▶ Task statement
Pull out all lines from the listing below in which the word "Trọng" appears.

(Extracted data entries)
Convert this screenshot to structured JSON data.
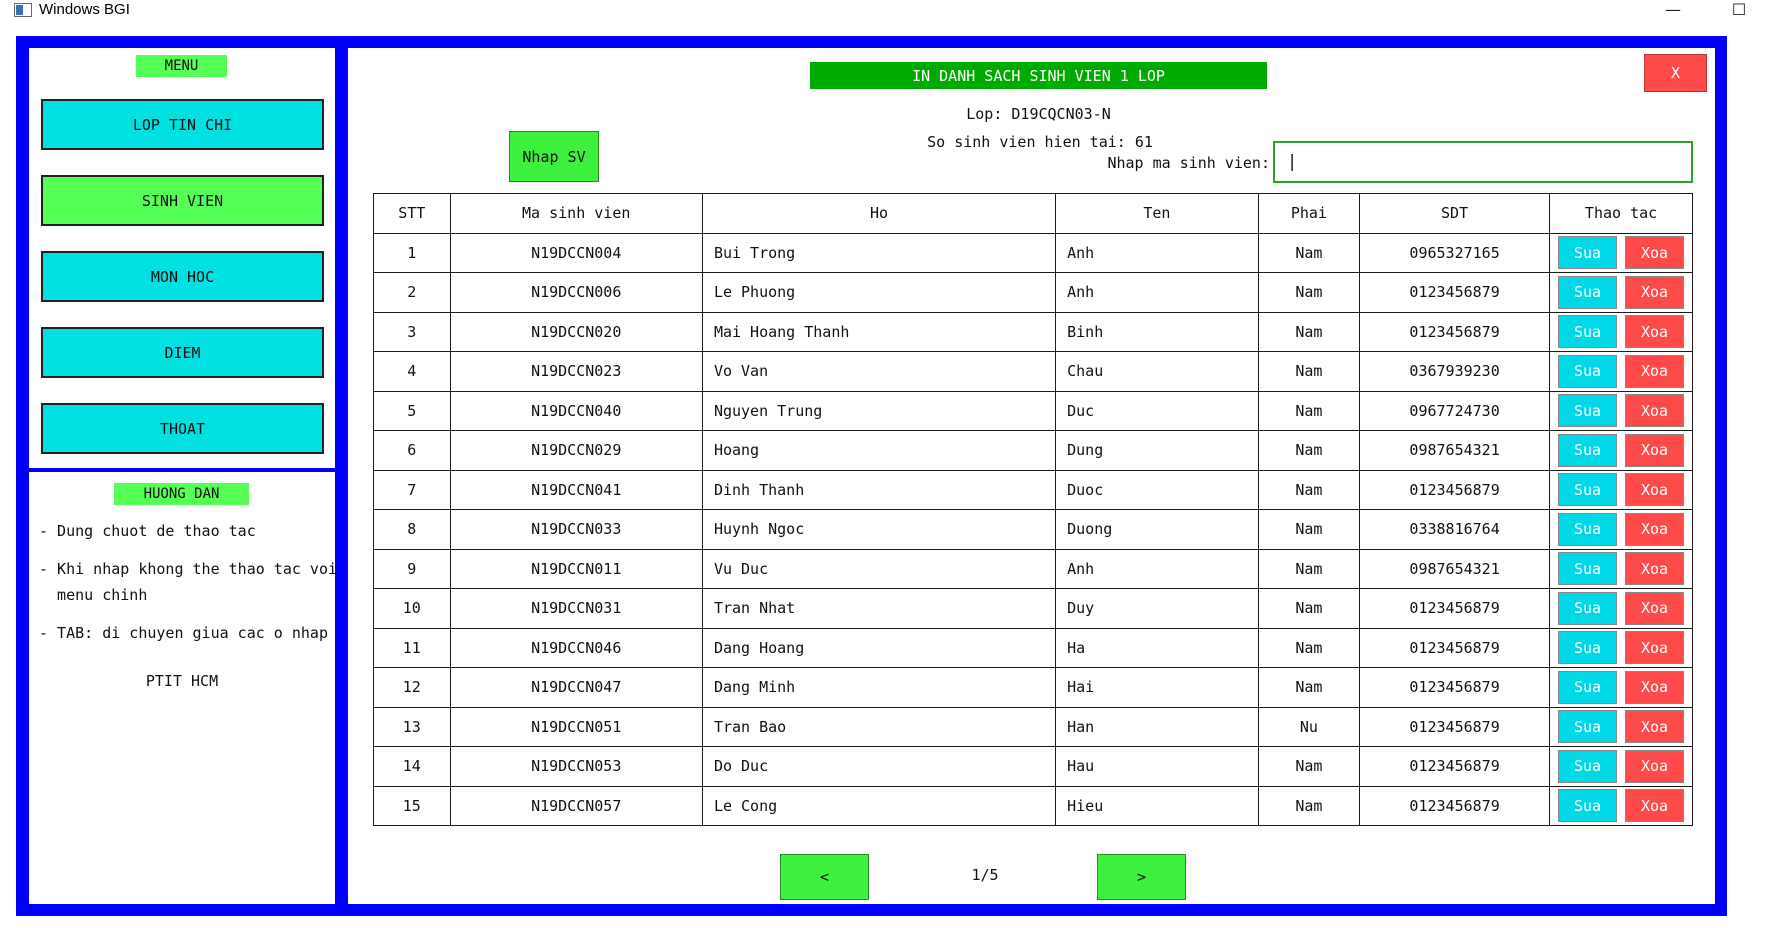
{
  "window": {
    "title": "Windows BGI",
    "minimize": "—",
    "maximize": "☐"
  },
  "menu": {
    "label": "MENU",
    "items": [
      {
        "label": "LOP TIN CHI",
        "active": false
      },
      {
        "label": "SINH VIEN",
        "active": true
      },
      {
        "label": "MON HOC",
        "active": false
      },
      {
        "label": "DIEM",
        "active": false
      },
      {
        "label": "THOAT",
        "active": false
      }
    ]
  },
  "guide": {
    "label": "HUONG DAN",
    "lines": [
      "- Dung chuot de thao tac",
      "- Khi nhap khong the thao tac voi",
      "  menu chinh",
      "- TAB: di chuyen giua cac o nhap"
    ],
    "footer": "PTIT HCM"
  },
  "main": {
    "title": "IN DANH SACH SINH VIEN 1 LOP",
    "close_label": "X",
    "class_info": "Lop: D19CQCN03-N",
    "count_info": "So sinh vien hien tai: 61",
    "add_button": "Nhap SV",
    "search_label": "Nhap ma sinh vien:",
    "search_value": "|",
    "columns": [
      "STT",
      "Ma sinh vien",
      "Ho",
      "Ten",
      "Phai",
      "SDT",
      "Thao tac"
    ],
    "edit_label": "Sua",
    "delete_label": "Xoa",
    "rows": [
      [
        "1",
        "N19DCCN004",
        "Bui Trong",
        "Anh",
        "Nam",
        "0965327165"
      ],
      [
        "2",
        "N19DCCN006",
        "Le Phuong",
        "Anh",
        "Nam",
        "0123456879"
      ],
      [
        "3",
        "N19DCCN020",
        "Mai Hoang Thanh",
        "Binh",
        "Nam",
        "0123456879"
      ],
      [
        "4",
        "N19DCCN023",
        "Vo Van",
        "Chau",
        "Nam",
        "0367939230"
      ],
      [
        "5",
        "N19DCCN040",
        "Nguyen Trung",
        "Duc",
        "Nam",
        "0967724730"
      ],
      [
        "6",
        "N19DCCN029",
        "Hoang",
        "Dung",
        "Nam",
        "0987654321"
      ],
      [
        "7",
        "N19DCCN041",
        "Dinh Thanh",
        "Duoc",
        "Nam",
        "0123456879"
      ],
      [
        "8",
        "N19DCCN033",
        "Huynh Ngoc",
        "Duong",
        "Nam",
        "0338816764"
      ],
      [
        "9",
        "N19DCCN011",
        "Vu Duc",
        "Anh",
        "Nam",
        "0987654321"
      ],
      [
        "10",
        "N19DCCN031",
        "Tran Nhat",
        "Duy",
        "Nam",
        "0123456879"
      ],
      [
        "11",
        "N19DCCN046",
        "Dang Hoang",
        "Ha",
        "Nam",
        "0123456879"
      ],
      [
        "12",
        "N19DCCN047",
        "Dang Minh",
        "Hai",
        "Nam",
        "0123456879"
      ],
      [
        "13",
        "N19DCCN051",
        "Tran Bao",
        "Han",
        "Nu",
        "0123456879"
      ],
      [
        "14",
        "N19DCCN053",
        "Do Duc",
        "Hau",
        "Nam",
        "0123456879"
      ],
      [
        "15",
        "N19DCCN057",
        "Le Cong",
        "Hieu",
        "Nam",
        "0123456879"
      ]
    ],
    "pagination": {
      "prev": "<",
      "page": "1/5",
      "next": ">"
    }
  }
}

==

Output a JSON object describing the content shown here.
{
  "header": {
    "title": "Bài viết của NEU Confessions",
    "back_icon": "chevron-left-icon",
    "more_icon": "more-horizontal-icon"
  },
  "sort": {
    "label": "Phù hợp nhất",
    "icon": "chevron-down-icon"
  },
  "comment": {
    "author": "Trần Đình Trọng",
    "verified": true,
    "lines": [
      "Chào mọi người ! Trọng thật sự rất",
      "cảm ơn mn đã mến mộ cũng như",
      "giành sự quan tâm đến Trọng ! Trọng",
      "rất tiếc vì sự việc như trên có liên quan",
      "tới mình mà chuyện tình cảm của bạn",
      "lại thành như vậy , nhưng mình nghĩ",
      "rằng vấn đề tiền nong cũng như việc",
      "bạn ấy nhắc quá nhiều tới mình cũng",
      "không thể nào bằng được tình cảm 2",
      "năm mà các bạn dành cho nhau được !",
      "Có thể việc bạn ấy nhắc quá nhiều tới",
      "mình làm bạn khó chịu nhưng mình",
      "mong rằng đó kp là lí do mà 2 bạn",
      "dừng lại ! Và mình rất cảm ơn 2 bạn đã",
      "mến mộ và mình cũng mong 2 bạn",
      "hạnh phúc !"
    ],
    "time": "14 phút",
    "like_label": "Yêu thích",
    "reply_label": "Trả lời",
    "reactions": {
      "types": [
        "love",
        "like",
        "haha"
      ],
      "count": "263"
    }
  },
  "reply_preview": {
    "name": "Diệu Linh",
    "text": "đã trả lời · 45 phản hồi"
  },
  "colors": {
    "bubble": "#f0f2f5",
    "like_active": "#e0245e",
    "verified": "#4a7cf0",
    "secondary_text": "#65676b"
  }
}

▶ Full response
    "author": "Trần Đình Trọng",
      "Chào mọi người ! Trọng thật sự rất",
      "giành sự quan tâm đến Trọng ! Trọng",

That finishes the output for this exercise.